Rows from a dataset
— start —
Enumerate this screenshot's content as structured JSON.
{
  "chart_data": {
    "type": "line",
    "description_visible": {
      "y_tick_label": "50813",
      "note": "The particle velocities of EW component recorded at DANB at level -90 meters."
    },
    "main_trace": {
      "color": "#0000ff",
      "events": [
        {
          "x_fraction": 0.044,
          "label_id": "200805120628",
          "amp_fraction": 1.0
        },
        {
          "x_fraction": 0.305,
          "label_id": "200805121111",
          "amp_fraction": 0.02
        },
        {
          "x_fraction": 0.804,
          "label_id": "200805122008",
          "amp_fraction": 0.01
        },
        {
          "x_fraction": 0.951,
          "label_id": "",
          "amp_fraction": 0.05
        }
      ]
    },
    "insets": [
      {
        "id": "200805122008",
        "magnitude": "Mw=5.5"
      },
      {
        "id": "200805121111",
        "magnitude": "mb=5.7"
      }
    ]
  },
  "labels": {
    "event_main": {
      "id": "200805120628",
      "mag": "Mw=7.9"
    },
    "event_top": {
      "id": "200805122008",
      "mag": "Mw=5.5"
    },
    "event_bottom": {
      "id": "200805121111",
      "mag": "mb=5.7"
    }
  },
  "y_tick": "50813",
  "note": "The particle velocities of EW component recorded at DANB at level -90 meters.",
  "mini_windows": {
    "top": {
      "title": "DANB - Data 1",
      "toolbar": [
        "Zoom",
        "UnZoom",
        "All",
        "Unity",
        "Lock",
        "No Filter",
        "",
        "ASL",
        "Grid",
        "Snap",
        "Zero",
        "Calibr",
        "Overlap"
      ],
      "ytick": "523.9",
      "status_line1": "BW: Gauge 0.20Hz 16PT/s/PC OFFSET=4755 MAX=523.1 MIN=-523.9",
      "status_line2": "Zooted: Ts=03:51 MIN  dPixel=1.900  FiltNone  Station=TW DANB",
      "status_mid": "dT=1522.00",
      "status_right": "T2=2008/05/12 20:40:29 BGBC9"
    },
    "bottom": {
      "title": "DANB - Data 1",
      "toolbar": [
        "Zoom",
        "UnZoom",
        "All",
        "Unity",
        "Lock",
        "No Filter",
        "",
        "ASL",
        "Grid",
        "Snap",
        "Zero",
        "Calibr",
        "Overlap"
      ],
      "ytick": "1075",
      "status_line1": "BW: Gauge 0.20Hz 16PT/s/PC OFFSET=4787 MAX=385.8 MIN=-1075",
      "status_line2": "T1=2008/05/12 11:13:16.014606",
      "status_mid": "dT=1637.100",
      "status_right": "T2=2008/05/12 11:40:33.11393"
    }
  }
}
— end —
Write out all of the records once more, exactly.

**Solution for this exercise:**
Enumerate this screenshot's content as structured JSON.
{
  "chart_data": {
    "type": "line",
    "description_visible": {
      "y_tick_label": "50813",
      "note": "The particle velocities of EW component recorded at DANB at level -90 meters."
    },
    "main_trace": {
      "color": "#0000ff",
      "events": [
        {
          "x_fraction": 0.044,
          "label_id": "200805120628",
          "amp_fraction": 1.0
        },
        {
          "x_fraction": 0.305,
          "label_id": "200805121111",
          "amp_fraction": 0.02
        },
        {
          "x_fraction": 0.804,
          "label_id": "200805122008",
          "amp_fraction": 0.01
        },
        {
          "x_fraction": 0.951,
          "label_id": "",
          "amp_fraction": 0.05
        }
      ]
    },
    "insets": [
      {
        "id": "200805122008",
        "magnitude": "Mw=5.5"
      },
      {
        "id": "200805121111",
        "magnitude": "mb=5.7"
      }
    ]
  },
  "labels": {
    "event_main": {
      "id": "200805120628",
      "mag": "Mw=7.9"
    },
    "event_top": {
      "id": "200805122008",
      "mag": "Mw=5.5"
    },
    "event_bottom": {
      "id": "200805121111",
      "mag": "mb=5.7"
    }
  },
  "y_tick": "50813",
  "note": "The particle velocities of EW component recorded at DANB at level -90 meters.",
  "mini_windows": {
    "top": {
      "title": "DANB - Data 1",
      "toolbar": [
        "Zoom",
        "UnZoom",
        "All",
        "Unity",
        "Lock",
        "No Filter",
        "",
        "ASL",
        "Grid",
        "Snap",
        "Zero",
        "Calibr",
        "Overlap"
      ],
      "ytick": "523.9",
      "status_line1": "BW: Gauge 0.20Hz 16PT/s/PC OFFSET=4755 MAX=523.1 MIN=-523.9",
      "status_line2": "Zooted: Ts=03:51 MIN  dPixel=1.900  FiltNone  Station=TW DANB",
      "status_mid": "dT=1522.00",
      "status_right": "T2=2008/05/12 20:40:29 BGBC9"
    },
    "bottom": {
      "title": "DANB - Data 1",
      "toolbar": [
        "Zoom",
        "UnZoom",
        "All",
        "Unity",
        "Lock",
        "No Filter",
        "",
        "ASL",
        "Grid",
        "Snap",
        "Zero",
        "Calibr",
        "Overlap"
      ],
      "ytick": "1075",
      "status_line1": "BW: Gauge 0.20Hz 16PT/s/PC OFFSET=4787 MAX=385.8 MIN=-1075",
      "status_line2": "T1=2008/05/12 11:13:16.014606",
      "status_mid": "dT=1637.100",
      "status_right": "T2=2008/05/12 11:40:33.11393"
    }
  }
}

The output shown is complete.